What needs to be done: Scan the lines below for the word "emit". Copy each line you find it in.

Records to process:
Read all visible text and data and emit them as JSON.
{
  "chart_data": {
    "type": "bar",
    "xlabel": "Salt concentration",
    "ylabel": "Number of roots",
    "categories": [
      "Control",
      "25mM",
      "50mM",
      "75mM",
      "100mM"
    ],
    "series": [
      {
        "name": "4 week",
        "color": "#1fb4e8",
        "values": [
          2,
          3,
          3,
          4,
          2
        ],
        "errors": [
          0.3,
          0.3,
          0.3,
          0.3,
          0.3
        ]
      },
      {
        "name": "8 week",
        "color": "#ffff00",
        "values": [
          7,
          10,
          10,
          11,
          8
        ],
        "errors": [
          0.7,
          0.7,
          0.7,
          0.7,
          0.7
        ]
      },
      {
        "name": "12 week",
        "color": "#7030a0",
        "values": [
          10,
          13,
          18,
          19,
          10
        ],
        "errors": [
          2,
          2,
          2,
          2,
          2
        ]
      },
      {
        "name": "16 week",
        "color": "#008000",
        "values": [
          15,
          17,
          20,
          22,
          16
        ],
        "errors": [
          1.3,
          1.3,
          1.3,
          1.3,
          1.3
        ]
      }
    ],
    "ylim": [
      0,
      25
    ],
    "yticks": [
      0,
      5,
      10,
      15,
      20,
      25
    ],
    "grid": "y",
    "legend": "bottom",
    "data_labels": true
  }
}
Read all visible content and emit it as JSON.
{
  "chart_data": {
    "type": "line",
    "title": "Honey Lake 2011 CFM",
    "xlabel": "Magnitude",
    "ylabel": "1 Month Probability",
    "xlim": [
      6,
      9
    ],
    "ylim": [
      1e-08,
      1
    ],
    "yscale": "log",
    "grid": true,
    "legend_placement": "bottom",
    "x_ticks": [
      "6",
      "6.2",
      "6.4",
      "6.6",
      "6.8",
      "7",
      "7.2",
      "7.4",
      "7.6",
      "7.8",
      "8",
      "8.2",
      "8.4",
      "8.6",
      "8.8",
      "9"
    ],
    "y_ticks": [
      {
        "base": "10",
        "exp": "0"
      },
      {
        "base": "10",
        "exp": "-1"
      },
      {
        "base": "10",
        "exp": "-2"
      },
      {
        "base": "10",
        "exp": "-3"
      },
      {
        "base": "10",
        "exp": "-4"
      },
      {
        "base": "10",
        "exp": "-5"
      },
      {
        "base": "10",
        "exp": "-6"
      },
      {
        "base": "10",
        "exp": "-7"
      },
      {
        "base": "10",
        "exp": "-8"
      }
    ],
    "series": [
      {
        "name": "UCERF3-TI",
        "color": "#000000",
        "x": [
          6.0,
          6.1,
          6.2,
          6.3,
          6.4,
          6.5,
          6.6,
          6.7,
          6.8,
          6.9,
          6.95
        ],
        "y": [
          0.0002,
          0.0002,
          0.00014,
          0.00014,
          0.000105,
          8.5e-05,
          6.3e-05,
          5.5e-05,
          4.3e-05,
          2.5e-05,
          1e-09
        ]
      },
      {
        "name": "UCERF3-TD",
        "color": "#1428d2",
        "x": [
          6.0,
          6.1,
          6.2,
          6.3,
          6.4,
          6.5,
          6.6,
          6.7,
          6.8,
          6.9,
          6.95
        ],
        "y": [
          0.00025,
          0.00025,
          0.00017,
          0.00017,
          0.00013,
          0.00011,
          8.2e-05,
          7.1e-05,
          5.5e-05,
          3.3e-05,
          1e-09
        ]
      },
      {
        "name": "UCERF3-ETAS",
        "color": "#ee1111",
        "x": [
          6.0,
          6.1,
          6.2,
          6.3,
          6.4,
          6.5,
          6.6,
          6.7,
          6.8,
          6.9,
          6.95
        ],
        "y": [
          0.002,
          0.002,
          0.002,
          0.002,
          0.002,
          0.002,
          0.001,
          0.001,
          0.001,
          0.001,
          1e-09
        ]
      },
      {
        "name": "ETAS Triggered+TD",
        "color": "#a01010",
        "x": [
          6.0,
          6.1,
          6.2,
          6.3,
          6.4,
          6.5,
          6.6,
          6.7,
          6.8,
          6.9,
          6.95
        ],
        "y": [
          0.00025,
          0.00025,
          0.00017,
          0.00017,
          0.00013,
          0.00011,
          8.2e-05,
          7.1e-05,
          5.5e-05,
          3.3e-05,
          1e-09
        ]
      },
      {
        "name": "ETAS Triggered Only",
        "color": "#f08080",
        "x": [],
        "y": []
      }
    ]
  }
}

Reply:
Read all visible text and data and emit them as JSON.
Read all visible content and emit it as JSON.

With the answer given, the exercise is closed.